(Data listing)
__________
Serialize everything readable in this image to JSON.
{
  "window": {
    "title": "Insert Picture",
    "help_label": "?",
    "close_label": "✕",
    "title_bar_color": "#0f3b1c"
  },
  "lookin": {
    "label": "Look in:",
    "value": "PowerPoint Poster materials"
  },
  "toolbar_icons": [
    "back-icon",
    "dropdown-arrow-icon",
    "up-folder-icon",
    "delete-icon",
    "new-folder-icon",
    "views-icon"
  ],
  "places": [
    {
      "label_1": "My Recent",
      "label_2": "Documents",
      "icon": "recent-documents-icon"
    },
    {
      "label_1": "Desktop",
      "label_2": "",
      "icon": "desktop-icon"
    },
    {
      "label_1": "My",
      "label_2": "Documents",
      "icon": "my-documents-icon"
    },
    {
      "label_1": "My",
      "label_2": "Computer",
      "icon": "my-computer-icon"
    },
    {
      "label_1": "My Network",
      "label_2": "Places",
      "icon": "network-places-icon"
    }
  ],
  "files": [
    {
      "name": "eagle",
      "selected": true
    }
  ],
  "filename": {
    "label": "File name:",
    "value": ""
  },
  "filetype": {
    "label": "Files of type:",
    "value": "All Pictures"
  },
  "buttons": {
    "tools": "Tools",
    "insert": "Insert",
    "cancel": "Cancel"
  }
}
__________
• **STATED GOAL**
Take the entries above and copy them out exactly.

• **CORRECT RESULT**
Serialize everything readable in this image to JSON.
{
  "window": {
    "title": "Insert Picture",
    "help_label": "?",
    "close_label": "✕",
    "title_bar_color": "#0f3b1c"
  },
  "lookin": {
    "label": "Look in:",
    "value": "PowerPoint Poster materials"
  },
  "toolbar_icons": [
    "back-icon",
    "dropdown-arrow-icon",
    "up-folder-icon",
    "delete-icon",
    "new-folder-icon",
    "views-icon"
  ],
  "places": [
    {
      "label_1": "My Recent",
      "label_2": "Documents",
      "icon": "recent-documents-icon"
    },
    {
      "label_1": "Desktop",
      "label_2": "",
      "icon": "desktop-icon"
    },
    {
      "label_1": "My",
      "label_2": "Documents",
      "icon": "my-documents-icon"
    },
    {
      "label_1": "My",
      "label_2": "Computer",
      "icon": "my-computer-icon"
    },
    {
      "label_1": "My Network",
      "label_2": "Places",
      "icon": "network-places-icon"
    }
  ],
  "files": [
    {
      "name": "eagle",
      "selected": true
    }
  ],
  "filename": {
    "label": "File name:",
    "value": ""
  },
  "filetype": {
    "label": "Files of type:",
    "value": "All Pictures"
  },
  "buttons": {
    "tools": "Tools",
    "insert": "Insert",
    "cancel": "Cancel"
  }
}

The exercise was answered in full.